### SHORT EXERCISE
Without the pictures, set down the records below word for word.

### RECORD SET
══════════════════════════════

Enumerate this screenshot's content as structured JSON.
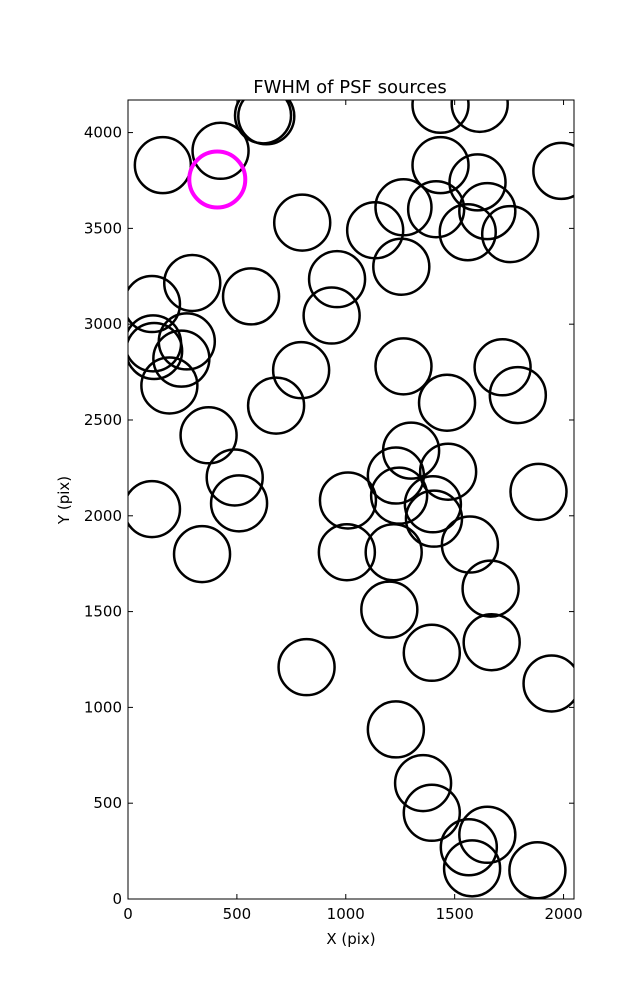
{
  "chart_data": {
    "type": "scatter",
    "title": "FWHM of PSF sources",
    "xlabel": "X (pix)",
    "ylabel": "Y (pix)",
    "xlim": [
      0,
      2048
    ],
    "ylim": [
      0,
      4170
    ],
    "xticks": [
      0,
      500,
      1000,
      1500,
      2000
    ],
    "yticks": [
      0,
      500,
      1000,
      1500,
      2000,
      2500,
      3000,
      3500,
      4000
    ],
    "grid": false,
    "legend": "none",
    "marker": "circle",
    "series": [
      {
        "color": "#000000",
        "points": [
          [
            160,
            3830
          ],
          [
            425,
            3905
          ],
          [
            620,
            4090
          ],
          [
            635,
            4085
          ],
          [
            1435,
            4145
          ],
          [
            1615,
            4150
          ],
          [
            1990,
            3800
          ],
          [
            800,
            3530
          ],
          [
            1135,
            3490
          ],
          [
            1265,
            3610
          ],
          [
            1415,
            3600
          ],
          [
            1435,
            3830
          ],
          [
            1605,
            3740
          ],
          [
            1650,
            3590
          ],
          [
            1560,
            3480
          ],
          [
            1755,
            3470
          ],
          [
            1255,
            3300
          ],
          [
            110,
            3105
          ],
          [
            295,
            3215
          ],
          [
            565,
            3145
          ],
          [
            960,
            3235
          ],
          [
            935,
            3045
          ],
          [
            115,
            2900
          ],
          [
            270,
            2910
          ],
          [
            120,
            2860
          ],
          [
            245,
            2820
          ],
          [
            190,
            2680
          ],
          [
            795,
            2760
          ],
          [
            1265,
            2780
          ],
          [
            1720,
            2775
          ],
          [
            1790,
            2630
          ],
          [
            1465,
            2590
          ],
          [
            680,
            2575
          ],
          [
            370,
            2420
          ],
          [
            1300,
            2340
          ],
          [
            1470,
            2230
          ],
          [
            1230,
            2210
          ],
          [
            490,
            2200
          ],
          [
            110,
            2035
          ],
          [
            510,
            2065
          ],
          [
            1010,
            2080
          ],
          [
            1245,
            2105
          ],
          [
            1400,
            2060
          ],
          [
            1405,
            1985
          ],
          [
            1885,
            2125
          ],
          [
            340,
            1800
          ],
          [
            1005,
            1810
          ],
          [
            1220,
            1810
          ],
          [
            1570,
            1850
          ],
          [
            1665,
            1620
          ],
          [
            1200,
            1510
          ],
          [
            1670,
            1340
          ],
          [
            1395,
            1285
          ],
          [
            820,
            1210
          ],
          [
            1945,
            1125
          ],
          [
            1230,
            885
          ],
          [
            1355,
            605
          ],
          [
            1395,
            450
          ],
          [
            1650,
            335
          ],
          [
            1565,
            270
          ],
          [
            1580,
            160
          ],
          [
            1880,
            150
          ]
        ]
      },
      {
        "color": "#ff00ff",
        "points": [
          [
            410,
            3755
          ]
        ]
      }
    ]
  }
}
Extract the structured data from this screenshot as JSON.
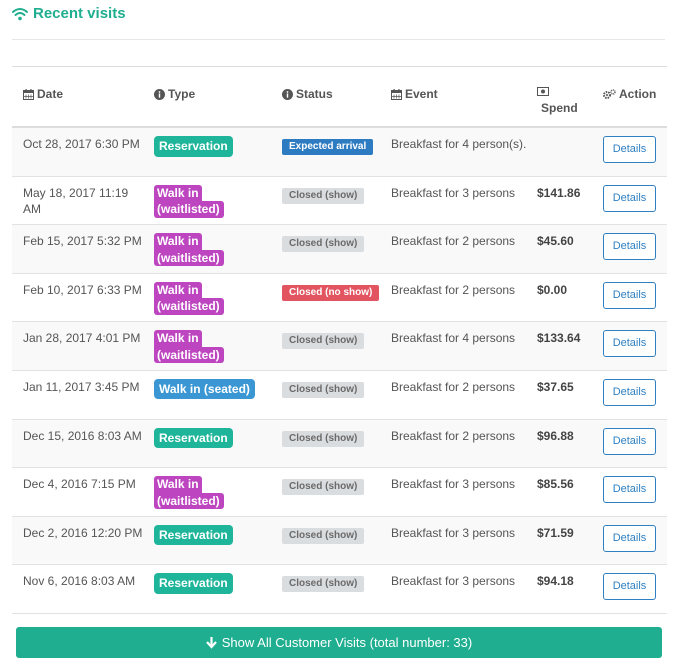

══════════════════════════════

### THE RESULT
Enumerate this screenshot's content as structured JSON.
{
  "chart_data": {
    "type": "scatter",
    "title": "FWHM of PSF sources",
    "xlabel": "X (pix)",
    "ylabel": "Y (pix)",
    "xlim": [
      0,
      2048
    ],
    "ylim": [
      0,
      4170
    ],
    "xticks": [
      0,
      500,
      1000,
      1500,
      2000
    ],
    "yticks": [
      0,
      500,
      1000,
      1500,
      2000,
      2500,
      3000,
      3500,
      4000
    ],
    "grid": false,
    "legend": "none",
    "marker": "circle",
    "series": [
      {
        "color": "#000000",
        "points": [
          [
            160,
            3830
          ],
          [
            425,
            3905
          ],
          [
            620,
            4090
          ],
          [
            635,
            4085
          ],
          [
            1435,
            4145
          ],
          [
            1615,
            4150
          ],
          [
            1990,
            3800
          ],
          [
            800,
            3530
          ],
          [
            1135,
            3490
          ],
          [
            1265,
            3610
          ],
          [
            1415,
            3600
          ],
          [
            1435,
            3830
          ],
          [
            1605,
            3740
          ],
          [
            1650,
            3590
          ],
          [
            1560,
            3480
          ],
          [
            1755,
            3470
          ],
          [
            1255,
            3300
          ],
          [
            110,
            3105
          ],
          [
            295,
            3215
          ],
          [
            565,
            3145
          ],
          [
            960,
            3235
          ],
          [
            935,
            3045
          ],
          [
            115,
            2900
          ],
          [
            270,
            2910
          ],
          [
            120,
            2860
          ],
          [
            245,
            2820
          ],
          [
            190,
            2680
          ],
          [
            795,
            2760
          ],
          [
            1265,
            2780
          ],
          [
            1720,
            2775
          ],
          [
            1790,
            2630
          ],
          [
            1465,
            2590
          ],
          [
            680,
            2575
          ],
          [
            370,
            2420
          ],
          [
            1300,
            2340
          ],
          [
            1470,
            2230
          ],
          [
            1230,
            2210
          ],
          [
            490,
            2200
          ],
          [
            110,
            2035
          ],
          [
            510,
            2065
          ],
          [
            1010,
            2080
          ],
          [
            1245,
            2105
          ],
          [
            1400,
            2060
          ],
          [
            1405,
            1985
          ],
          [
            1885,
            2125
          ],
          [
            340,
            1800
          ],
          [
            1005,
            1810
          ],
          [
            1220,
            1810
          ],
          [
            1570,
            1850
          ],
          [
            1665,
            1620
          ],
          [
            1200,
            1510
          ],
          [
            1670,
            1340
          ],
          [
            1395,
            1285
          ],
          [
            820,
            1210
          ],
          [
            1945,
            1125
          ],
          [
            1230,
            885
          ],
          [
            1355,
            605
          ],
          [
            1395,
            450
          ],
          [
            1650,
            335
          ],
          [
            1565,
            270
          ],
          [
            1580,
            160
          ],
          [
            1880,
            150
          ]
        ]
      },
      {
        "color": "#ff00ff",
        "points": [
          [
            410,
            3755
          ]
        ]
      }
    ]
  }
}
Extract the structured data from this screenshot as JSON.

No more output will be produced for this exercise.